**WHAT IS REQUIRED**
Using the listing below, select the lines with the word "code" and copy them.

**RECORD EXCERPTS**
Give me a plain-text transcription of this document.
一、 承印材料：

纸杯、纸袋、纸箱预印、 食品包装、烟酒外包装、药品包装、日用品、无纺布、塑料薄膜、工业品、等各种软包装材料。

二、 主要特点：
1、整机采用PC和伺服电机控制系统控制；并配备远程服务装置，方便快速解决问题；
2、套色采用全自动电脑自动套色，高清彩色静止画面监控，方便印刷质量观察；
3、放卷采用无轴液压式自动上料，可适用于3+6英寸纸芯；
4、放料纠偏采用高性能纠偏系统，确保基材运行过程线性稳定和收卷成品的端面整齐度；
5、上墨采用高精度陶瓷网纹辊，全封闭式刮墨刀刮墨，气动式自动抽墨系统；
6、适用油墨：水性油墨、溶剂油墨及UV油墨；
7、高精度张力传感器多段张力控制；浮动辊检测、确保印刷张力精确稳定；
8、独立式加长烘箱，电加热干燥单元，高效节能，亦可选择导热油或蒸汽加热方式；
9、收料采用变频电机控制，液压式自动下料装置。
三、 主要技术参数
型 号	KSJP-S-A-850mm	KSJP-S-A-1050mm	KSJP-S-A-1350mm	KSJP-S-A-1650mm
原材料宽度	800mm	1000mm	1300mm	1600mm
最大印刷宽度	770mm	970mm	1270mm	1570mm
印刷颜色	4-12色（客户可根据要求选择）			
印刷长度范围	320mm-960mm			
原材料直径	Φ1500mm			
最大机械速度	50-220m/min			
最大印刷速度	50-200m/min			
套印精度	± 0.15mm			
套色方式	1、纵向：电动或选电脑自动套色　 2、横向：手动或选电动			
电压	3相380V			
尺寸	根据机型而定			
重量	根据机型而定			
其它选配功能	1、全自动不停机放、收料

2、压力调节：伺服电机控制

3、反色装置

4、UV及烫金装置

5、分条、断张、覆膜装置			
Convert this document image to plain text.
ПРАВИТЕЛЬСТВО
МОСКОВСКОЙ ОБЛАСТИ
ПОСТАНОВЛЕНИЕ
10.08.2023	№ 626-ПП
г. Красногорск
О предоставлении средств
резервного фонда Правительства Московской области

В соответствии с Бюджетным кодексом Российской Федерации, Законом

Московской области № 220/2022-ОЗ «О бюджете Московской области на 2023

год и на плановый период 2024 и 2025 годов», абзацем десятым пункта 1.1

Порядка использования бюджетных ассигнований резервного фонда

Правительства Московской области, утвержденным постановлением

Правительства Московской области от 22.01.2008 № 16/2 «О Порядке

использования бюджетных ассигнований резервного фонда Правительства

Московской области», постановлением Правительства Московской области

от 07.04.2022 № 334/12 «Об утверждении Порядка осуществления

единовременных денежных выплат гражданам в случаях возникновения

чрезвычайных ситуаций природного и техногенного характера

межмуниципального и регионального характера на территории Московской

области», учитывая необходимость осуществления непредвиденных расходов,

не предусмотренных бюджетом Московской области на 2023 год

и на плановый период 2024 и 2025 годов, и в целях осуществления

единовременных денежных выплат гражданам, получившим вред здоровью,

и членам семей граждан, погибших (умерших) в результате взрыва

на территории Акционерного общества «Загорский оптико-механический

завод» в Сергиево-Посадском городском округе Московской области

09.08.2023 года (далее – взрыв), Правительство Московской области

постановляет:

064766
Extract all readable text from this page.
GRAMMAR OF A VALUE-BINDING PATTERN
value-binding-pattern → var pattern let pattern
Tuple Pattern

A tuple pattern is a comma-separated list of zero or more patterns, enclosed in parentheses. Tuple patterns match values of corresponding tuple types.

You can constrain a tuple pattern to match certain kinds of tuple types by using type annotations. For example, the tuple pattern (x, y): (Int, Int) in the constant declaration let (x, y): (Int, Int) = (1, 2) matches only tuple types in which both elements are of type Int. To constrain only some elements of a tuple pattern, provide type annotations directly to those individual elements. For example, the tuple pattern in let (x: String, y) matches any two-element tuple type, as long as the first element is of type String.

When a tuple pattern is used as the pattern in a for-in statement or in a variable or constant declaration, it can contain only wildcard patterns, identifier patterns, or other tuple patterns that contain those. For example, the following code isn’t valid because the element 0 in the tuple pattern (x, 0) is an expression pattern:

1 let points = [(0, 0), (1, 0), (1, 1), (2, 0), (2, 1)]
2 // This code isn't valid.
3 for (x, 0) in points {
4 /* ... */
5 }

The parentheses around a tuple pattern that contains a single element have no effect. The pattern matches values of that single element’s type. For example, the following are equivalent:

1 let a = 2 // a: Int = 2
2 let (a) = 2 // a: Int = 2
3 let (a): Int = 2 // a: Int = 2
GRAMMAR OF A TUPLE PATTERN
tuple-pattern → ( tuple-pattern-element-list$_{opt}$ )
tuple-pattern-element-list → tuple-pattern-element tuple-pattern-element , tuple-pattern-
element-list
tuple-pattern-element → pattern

**WORKED ANSWER**
When a tuple pattern is used as the pattern in a for-in statement or in a variable or constant declaration, it can contain only wildcard patterns, identifier patterns, or other tuple patterns that contain those. For example, the following code isn’t valid because the element 0 in the tuple pattern (x, 0) is an expression pattern:
2 // This code isn't valid.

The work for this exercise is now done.